(Data records)
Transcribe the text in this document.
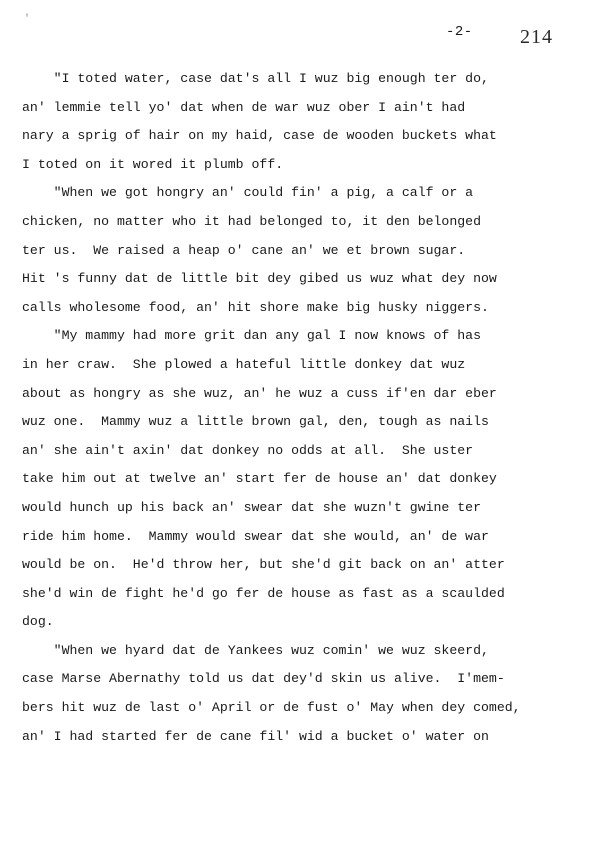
'
-2- 214
"I toted water, case dat's all I wuz big enough ter do,
an' lemmie tell yo' dat when de war wuz ober I ain't had
nary a sprig of hair on my haid, case de wooden buckets what
I toted on it wored it plumb off.
"When we got hongry an' could fin' a pig, a calf or a
chicken, no matter who it had belonged to, it den belonged
ter us.  We raised a heap o' cane an' we et brown sugar.
Hit 's funny dat de little bit dey gibed us wuz what dey now
calls wholesome food, an' hit shore make big husky niggers.
"My mammy had more grit dan any gal I now knows of has
in her craw.  She plowed a hateful little donkey dat wuz
about as hongry as she wuz, an' he wuz a cuss if'en dar eber
wuz one.  Mammy wuz a little brown gal, den, tough as nails
an' she ain't axin' dat donkey no odds at all.  She uster
take him out at twelve an' start fer de house an' dat donkey
would hunch up his back an' swear dat she wuzn't gwine ter
ride him home.  Mammy would swear dat she would, an' de war
would be on.  He'd throw her, but she'd git back on an' atter
she'd win de fight he'd go fer de house as fast as a scaulded
dog.
"When we hyard dat de Yankees wuz comin' we wuz skeerd,
case Marse Abernathy told us dat dey'd skin us alive.  I'mem-
bers hit wuz de last o' April or de fust o' May when dey comed,
an' I had started fer de cane fil' wid a bucket o' water on
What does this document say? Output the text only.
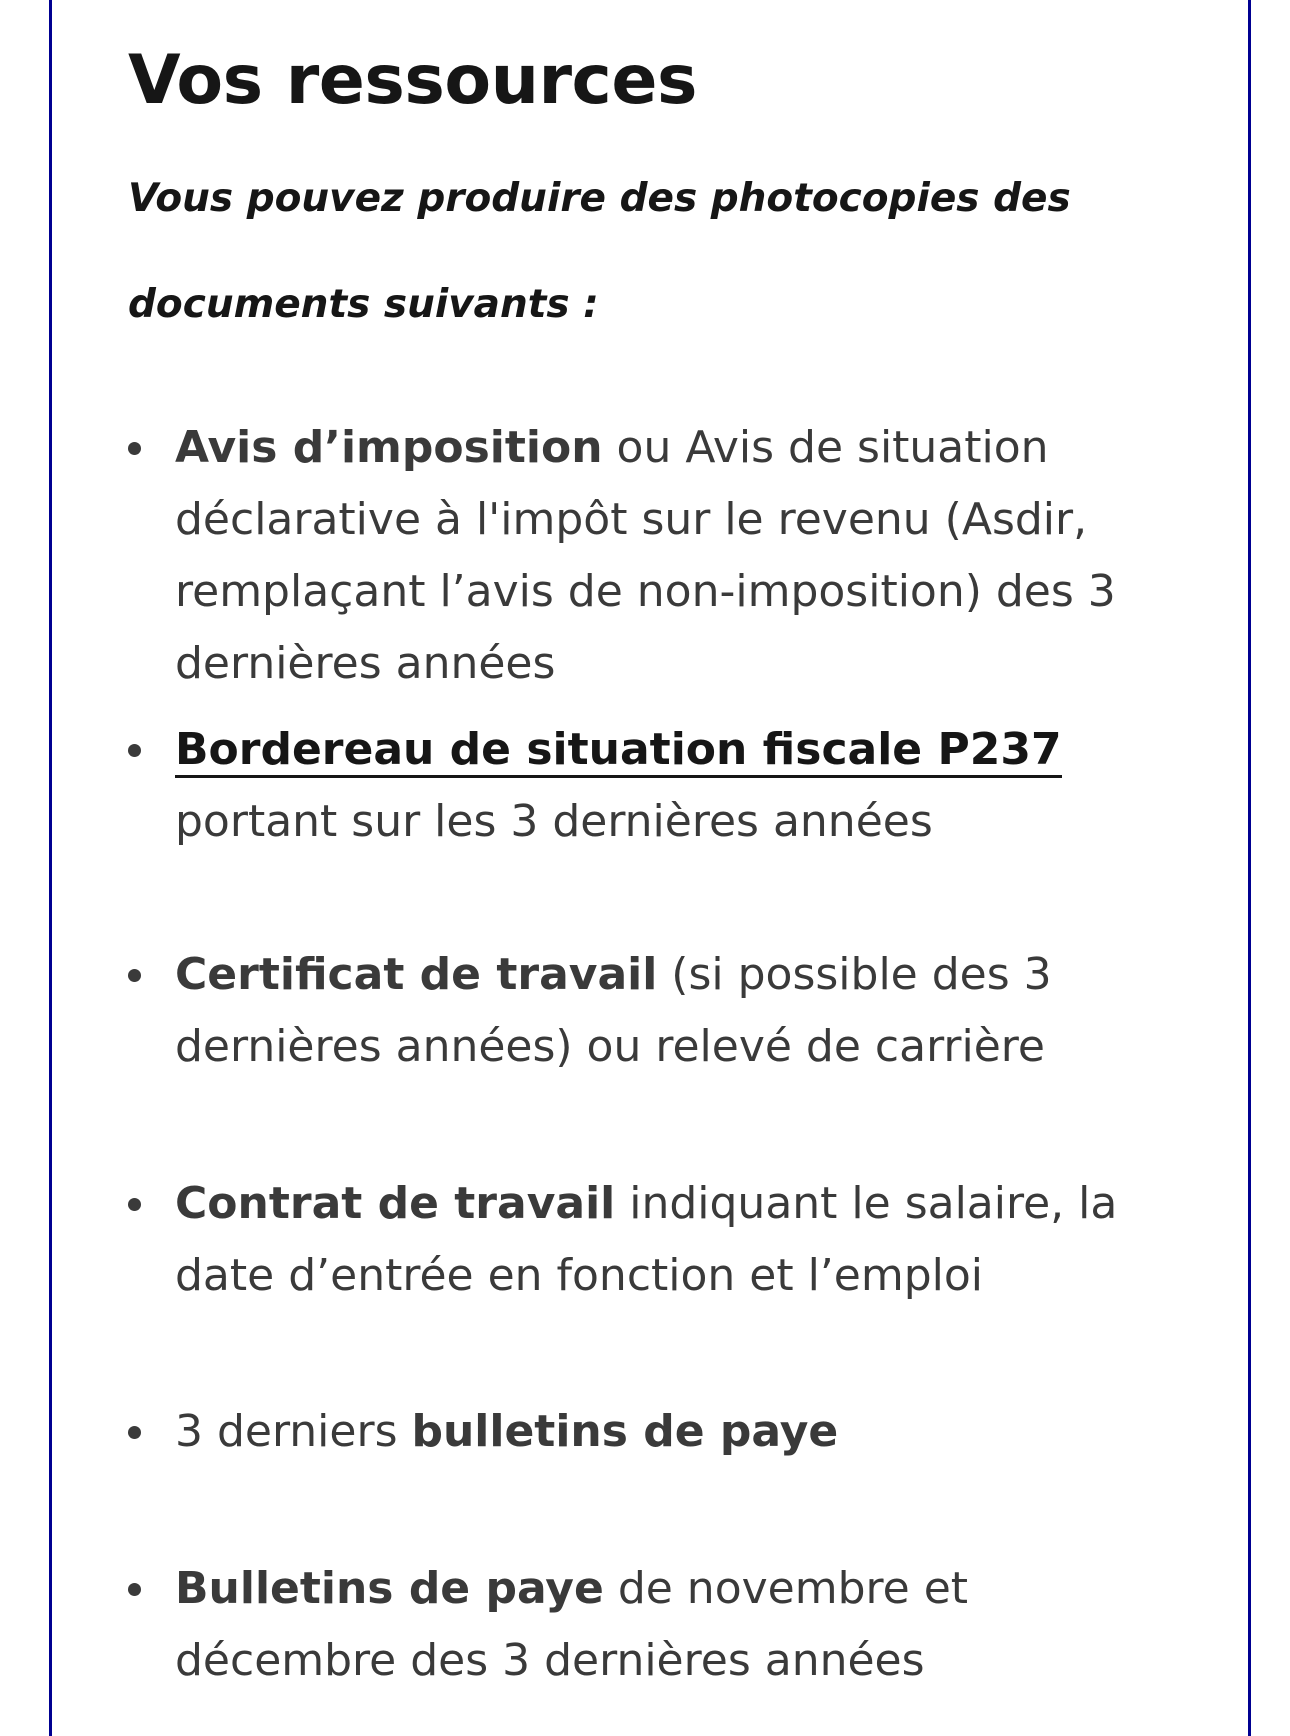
Vos ressources

Vous pouvez produire des photocopies des
documents suivants :

Avis d’imposition ou Avis de situation
déclarative à l'impôt sur le revenu (Asdir,
remplaçant l’avis de non-imposition) des 3
dernières années
Bordereau de situation fiscale P237
portant sur les 3 dernières années
Certificat de travail (si possible des 3
dernières années) ou relevé de carrière
Contrat de travail indiquant le salaire, la
date d’entrée en fonction et l’emploi
3 derniers bulletins de paye
Bulletins de paye de novembre et
décembre des 3 dernières années
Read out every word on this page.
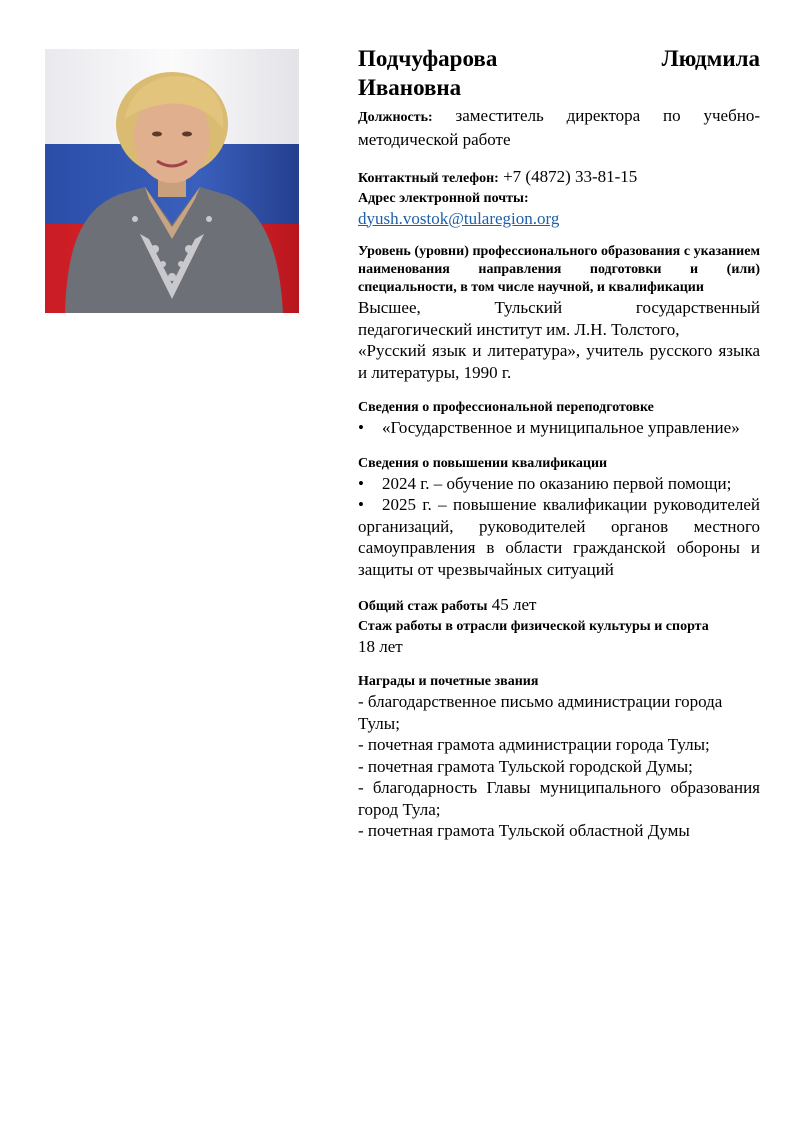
Подчуфарова	Людмила
Ивановна
Должность: заместитель директора по учебно-методической работе
Контактный телефон: +7 (4872) 33-81-15
Адрес электронной почты:
dyush.vostok@tularegion.org
Уровень (уровни) профессионального образования с указанием наименования направления подготовки и (или) специальности, в том числе научной, и квалификации
Высшее, Тульский государственный
педагогический институт им. Л.Н. Толстого,
«Русский язык и литература», учитель русского языка и литературы, 1990 г.
Сведения о профессиональной переподготовке
• «Государственное и муниципальное управление»
Сведения о повышении квалификации
• 2024 г. – обучение по оказанию первой помощи;
• 2025 г. – повышение квалификации руководителей организаций, руководителей органов местного самоуправления в области гражданской обороны и защиты от чрезвычайных ситуаций
Общий стаж работы 45 лет
Стаж работы в отрасли физической культуры и спорта
18 лет
Награды и почетные звания
- благодарственное письмо администрации города Тулы;
- почетная грамота администрации города Тулы;
- почетная грамота Тульской городской Думы;
- благодарность Главы муниципального образования город Тула;
- почетная грамота Тульской областной Думы
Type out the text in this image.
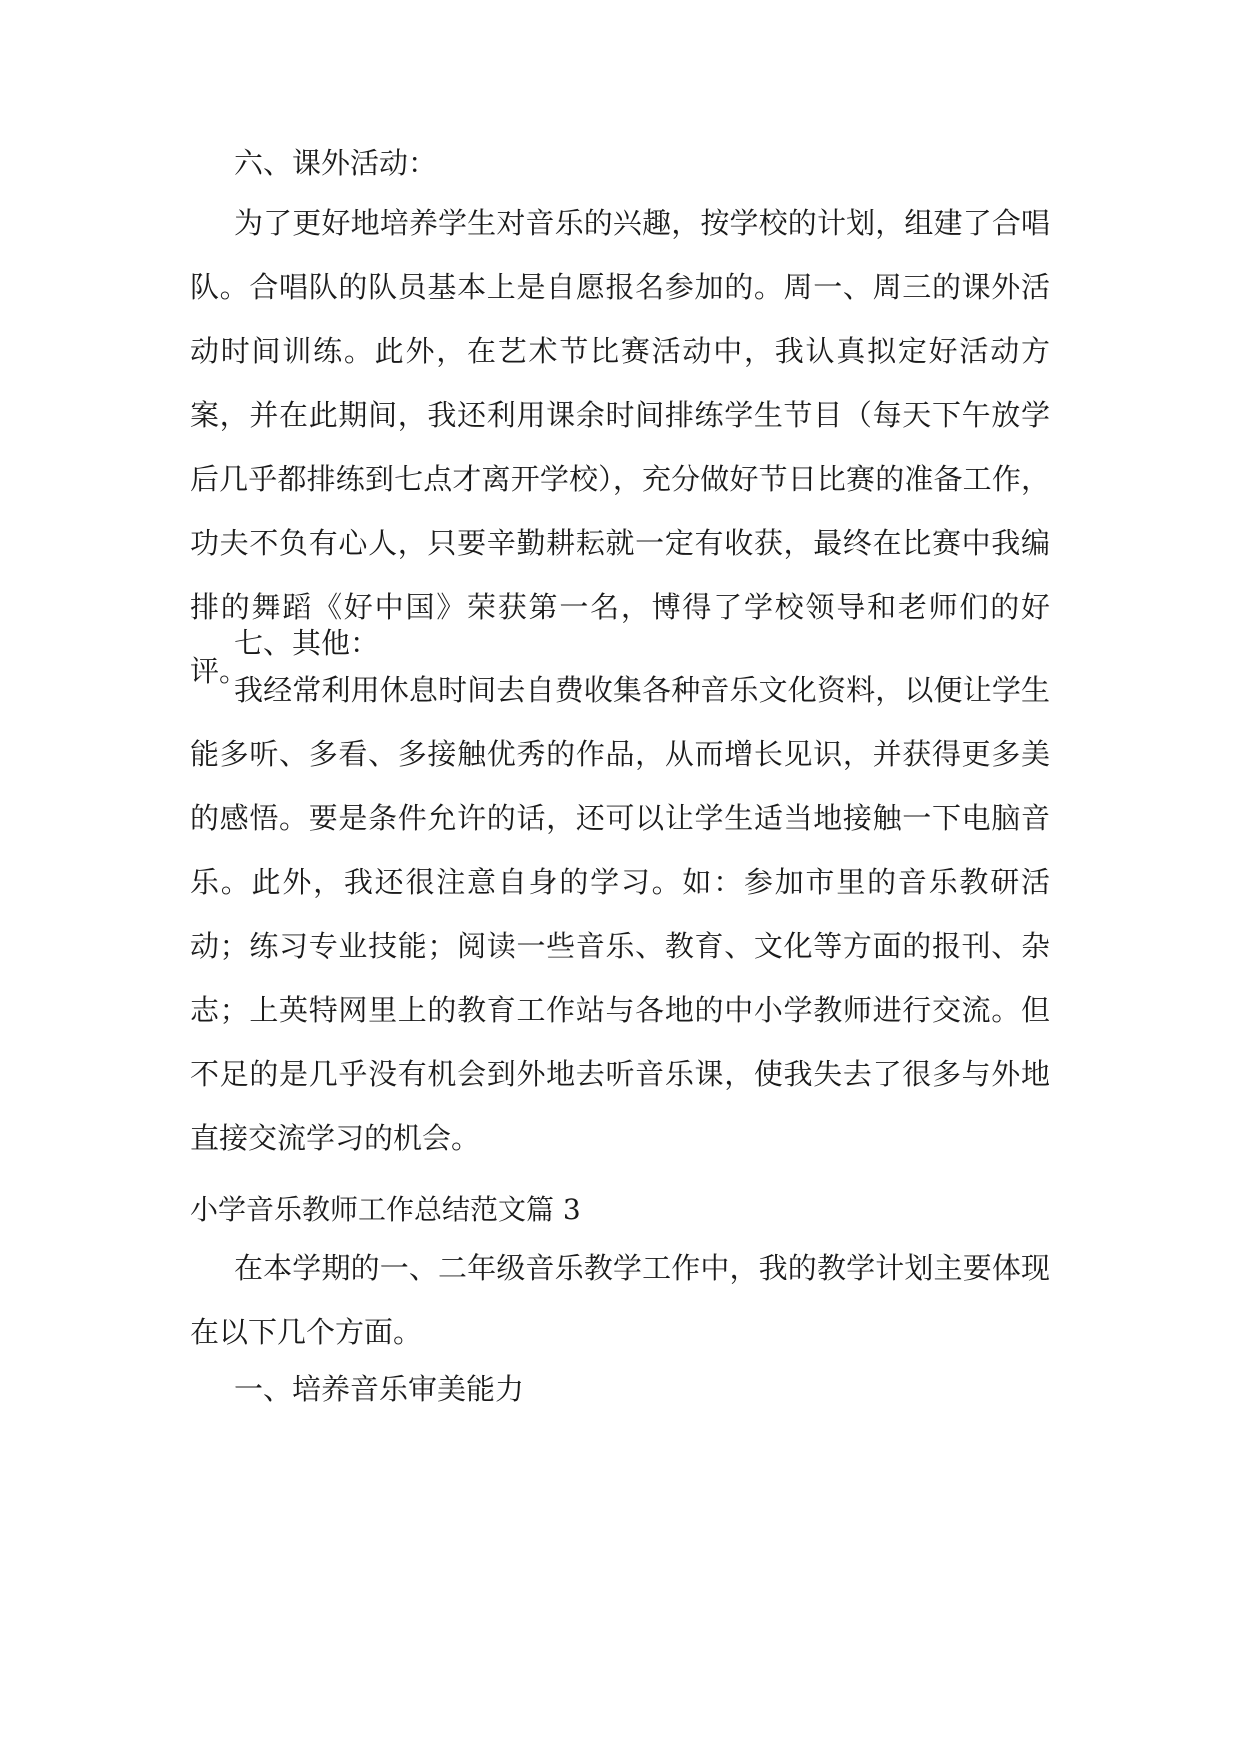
六、课外活动：

为了更好地培养学生对音乐的兴趣，按学校的计划，组建了合唱队。合唱队的队员基本上是自愿报名参加的。周一、周三的课外活动时间训练。此外，在艺术节比赛活动中，我认真拟定好活动方案，并在此期间，我还利用课余时间排练学生节目（每天下午放学后几乎都排练到七点才离开学校），充分做好节日比赛的准备工作，功夫不负有心人，只要辛勤耕耘就一定有收获，最终在比赛中我编排的舞蹈《好中国》荣获第一名，博得了学校领导和老师们的好评。

七、其他：

我经常利用休息时间去自费收集各种音乐文化资料，以便让学生能多听、多看、多接触优秀的作品，从而增长见识，并获得更多美的感悟。要是条件允许的话，还可以让学生适当地接触一下电脑音乐。此外，我还很注意自身的学习。如：参加市里的音乐教研活动；练习专业技能；阅读一些音乐、教育、文化等方面的报刊、杂志；上英特网里上的教育工作站与各地的中小学教师进行交流。但不足的是几乎没有机会到外地去听音乐课，使我失去了很多与外地直接交流学习的机会。

小学音乐教师工作总结范文篇 3

在本学期的一、二年级音乐教学工作中，我的教学计划主要体现在以下几个方面。

一、培养音乐审美能力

* Goal *
Gather from the entries above all lines that include the string "cane".

* Solution below *
ter us.  We raised a heap o' cane an' we et brown sugar.
an' I had started fer de cane fil' wid a bucket o' water on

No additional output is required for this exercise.